Aim: Copy out every line of the records where the string "Cargoloom" occurs.

────────

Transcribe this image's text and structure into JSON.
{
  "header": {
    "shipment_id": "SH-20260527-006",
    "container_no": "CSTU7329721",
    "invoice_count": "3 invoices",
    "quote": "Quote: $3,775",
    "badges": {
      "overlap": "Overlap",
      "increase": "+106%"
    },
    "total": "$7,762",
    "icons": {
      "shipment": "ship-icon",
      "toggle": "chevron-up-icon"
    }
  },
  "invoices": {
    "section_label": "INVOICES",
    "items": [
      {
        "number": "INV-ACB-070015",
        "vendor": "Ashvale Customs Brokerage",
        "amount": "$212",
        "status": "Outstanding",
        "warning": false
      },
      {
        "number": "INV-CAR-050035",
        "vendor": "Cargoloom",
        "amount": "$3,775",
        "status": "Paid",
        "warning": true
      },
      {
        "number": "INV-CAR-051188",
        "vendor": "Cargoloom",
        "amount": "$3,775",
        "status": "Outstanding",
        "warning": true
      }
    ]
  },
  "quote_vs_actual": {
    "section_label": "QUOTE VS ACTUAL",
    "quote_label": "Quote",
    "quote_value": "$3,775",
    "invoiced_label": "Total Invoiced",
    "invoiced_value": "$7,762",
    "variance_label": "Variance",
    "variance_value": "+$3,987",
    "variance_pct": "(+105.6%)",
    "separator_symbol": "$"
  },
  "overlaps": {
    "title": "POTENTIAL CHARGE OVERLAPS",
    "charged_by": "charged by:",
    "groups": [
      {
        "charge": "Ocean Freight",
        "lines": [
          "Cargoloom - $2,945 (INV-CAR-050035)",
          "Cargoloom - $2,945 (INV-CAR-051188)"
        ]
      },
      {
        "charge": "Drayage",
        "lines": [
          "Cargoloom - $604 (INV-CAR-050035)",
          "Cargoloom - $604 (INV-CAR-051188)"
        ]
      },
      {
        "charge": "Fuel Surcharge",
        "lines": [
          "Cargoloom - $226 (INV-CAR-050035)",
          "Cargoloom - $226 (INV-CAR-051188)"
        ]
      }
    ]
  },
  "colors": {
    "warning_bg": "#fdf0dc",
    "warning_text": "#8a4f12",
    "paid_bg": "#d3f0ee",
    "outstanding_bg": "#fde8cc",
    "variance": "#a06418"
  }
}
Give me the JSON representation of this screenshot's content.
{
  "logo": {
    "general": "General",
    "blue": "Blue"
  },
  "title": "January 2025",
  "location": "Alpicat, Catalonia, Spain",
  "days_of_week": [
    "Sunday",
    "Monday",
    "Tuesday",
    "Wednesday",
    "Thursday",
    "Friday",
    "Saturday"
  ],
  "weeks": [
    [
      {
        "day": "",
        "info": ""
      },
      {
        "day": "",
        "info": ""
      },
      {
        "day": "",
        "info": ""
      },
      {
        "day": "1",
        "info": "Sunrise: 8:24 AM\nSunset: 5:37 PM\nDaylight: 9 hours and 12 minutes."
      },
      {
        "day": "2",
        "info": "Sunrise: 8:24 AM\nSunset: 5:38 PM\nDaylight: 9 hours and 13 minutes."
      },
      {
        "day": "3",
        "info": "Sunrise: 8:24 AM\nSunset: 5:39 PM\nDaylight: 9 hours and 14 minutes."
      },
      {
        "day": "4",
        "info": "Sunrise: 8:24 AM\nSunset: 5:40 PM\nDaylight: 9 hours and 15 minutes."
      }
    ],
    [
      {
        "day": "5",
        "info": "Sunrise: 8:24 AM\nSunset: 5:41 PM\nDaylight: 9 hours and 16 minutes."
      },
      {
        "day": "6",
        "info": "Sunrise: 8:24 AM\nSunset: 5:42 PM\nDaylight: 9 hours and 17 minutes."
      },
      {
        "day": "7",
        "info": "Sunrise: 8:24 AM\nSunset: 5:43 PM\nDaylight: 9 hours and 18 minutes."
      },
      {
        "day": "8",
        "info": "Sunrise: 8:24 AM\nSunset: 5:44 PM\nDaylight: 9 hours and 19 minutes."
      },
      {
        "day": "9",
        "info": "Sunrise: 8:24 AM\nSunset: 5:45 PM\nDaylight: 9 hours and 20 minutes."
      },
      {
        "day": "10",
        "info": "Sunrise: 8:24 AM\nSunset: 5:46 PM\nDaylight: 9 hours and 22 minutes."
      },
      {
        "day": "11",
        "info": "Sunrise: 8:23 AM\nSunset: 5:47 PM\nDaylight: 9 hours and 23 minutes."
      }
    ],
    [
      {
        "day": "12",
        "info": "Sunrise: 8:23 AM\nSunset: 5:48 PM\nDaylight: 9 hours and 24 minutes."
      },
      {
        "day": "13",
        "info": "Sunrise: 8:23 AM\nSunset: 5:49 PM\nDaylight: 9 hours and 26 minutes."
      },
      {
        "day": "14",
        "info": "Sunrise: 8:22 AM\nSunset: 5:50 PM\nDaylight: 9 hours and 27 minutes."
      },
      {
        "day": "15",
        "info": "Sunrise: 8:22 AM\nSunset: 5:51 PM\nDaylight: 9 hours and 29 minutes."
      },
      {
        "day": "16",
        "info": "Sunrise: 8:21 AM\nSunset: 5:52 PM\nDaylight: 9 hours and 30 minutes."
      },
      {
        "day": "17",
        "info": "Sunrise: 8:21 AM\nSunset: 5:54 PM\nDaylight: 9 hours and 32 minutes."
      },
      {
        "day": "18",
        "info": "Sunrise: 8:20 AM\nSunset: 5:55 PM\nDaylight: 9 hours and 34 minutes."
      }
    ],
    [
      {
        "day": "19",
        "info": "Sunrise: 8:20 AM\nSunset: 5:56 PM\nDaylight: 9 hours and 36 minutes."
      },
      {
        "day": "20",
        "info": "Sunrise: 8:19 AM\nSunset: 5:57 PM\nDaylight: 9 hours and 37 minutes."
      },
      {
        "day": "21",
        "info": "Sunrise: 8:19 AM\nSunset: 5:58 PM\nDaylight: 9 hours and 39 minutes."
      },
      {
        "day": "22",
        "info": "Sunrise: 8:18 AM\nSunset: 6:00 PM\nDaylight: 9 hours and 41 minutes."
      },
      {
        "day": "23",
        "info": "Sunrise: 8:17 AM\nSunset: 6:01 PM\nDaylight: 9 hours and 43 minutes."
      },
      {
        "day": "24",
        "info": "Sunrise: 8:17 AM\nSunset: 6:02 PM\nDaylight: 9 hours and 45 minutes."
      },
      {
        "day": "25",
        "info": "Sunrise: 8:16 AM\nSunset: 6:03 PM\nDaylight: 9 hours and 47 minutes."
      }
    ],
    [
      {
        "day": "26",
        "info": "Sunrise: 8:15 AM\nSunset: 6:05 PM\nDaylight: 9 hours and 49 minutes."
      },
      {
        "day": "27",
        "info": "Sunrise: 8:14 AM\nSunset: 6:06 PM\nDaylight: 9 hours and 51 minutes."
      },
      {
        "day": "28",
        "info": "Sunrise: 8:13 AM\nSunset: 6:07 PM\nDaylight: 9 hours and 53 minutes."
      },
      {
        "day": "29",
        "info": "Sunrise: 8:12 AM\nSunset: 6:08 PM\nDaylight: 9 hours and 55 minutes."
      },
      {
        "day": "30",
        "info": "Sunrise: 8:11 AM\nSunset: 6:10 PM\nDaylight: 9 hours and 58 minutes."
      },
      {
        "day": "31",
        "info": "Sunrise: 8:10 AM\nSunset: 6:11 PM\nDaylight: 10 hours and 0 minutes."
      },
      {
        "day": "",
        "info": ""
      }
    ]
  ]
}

────────

Result:
        "vendor": "Cargoloom",
        "vendor": "Cargoloom",
          "Cargoloom - $2,945 (INV-CAR-050035)",
          "Cargoloom - $2,945 (INV-CAR-051188)"
          "Cargoloom - $604 (INV-CAR-050035)",
          "Cargoloom - $604 (INV-CAR-051188)"
          "Cargoloom - $226 (INV-CAR-050035)",
          "Cargoloom - $226 (INV-CAR-051188)"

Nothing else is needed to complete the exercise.